— Work to be completed —
The listing below is to be output in its exact form.

****************

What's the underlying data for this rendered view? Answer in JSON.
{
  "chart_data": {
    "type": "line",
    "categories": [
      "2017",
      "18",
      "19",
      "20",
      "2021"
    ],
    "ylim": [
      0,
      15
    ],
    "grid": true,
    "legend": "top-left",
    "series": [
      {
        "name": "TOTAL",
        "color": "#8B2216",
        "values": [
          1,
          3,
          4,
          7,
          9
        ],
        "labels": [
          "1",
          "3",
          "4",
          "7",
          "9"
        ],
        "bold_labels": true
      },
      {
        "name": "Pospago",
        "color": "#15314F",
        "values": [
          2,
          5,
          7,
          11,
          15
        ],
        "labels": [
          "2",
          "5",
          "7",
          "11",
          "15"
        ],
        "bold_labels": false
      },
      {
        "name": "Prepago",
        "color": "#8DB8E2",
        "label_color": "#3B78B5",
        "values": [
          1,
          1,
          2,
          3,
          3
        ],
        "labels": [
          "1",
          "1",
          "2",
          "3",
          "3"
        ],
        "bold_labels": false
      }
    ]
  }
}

****************

— Task result —
What's the underlying data for this rendered view? Answer in JSON.
{
  "chart_data": {
    "type": "line",
    "categories": [
      "2017",
      "18",
      "19",
      "20",
      "2021"
    ],
    "ylim": [
      0,
      15
    ],
    "grid": true,
    "legend": "top-left",
    "series": [
      {
        "name": "TOTAL",
        "color": "#8B2216",
        "values": [
          1,
          3,
          4,
          7,
          9
        ],
        "labels": [
          "1",
          "3",
          "4",
          "7",
          "9"
        ],
        "bold_labels": true
      },
      {
        "name": "Pospago",
        "color": "#15314F",
        "values": [
          2,
          5,
          7,
          11,
          15
        ],
        "labels": [
          "2",
          "5",
          "7",
          "11",
          "15"
        ],
        "bold_labels": false
      },
      {
        "name": "Prepago",
        "color": "#8DB8E2",
        "label_color": "#3B78B5",
        "values": [
          1,
          1,
          2,
          3,
          3
        ],
        "labels": [
          "1",
          "1",
          "2",
          "3",
          "3"
        ],
        "bold_labels": false
      }
    ]
  }
}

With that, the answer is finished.